* Start RECORDS SUPPLIED *

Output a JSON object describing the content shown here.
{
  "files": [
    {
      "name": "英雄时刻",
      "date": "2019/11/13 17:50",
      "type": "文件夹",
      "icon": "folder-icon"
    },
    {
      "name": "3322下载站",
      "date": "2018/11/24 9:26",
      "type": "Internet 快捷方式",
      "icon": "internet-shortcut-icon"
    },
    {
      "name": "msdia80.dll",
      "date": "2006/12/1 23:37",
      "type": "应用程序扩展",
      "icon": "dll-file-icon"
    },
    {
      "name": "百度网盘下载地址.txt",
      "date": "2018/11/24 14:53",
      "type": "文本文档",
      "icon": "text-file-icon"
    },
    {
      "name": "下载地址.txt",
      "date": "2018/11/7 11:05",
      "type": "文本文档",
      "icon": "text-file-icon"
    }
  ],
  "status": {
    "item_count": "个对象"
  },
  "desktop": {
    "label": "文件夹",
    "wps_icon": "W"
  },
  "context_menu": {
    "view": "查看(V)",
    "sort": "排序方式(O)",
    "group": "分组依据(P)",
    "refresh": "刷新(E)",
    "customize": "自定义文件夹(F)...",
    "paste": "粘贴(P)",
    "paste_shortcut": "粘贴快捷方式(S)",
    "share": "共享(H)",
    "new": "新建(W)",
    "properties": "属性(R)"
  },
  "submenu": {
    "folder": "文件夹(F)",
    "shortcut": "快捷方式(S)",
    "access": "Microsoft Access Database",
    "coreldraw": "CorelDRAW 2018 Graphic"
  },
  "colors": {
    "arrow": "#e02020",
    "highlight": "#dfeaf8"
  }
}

* End RECORDS SUPPLIED *

→ EXERCISE OBJECTIVE
Filter the records, keeping only lines that contain "type", and show those lines.

→ THE REPLY
      "type": "文件夹",
      "type": "Internet 快捷方式",
      "type": "应用程序扩展",
      "type": "文本文档",
      "type": "文本文档",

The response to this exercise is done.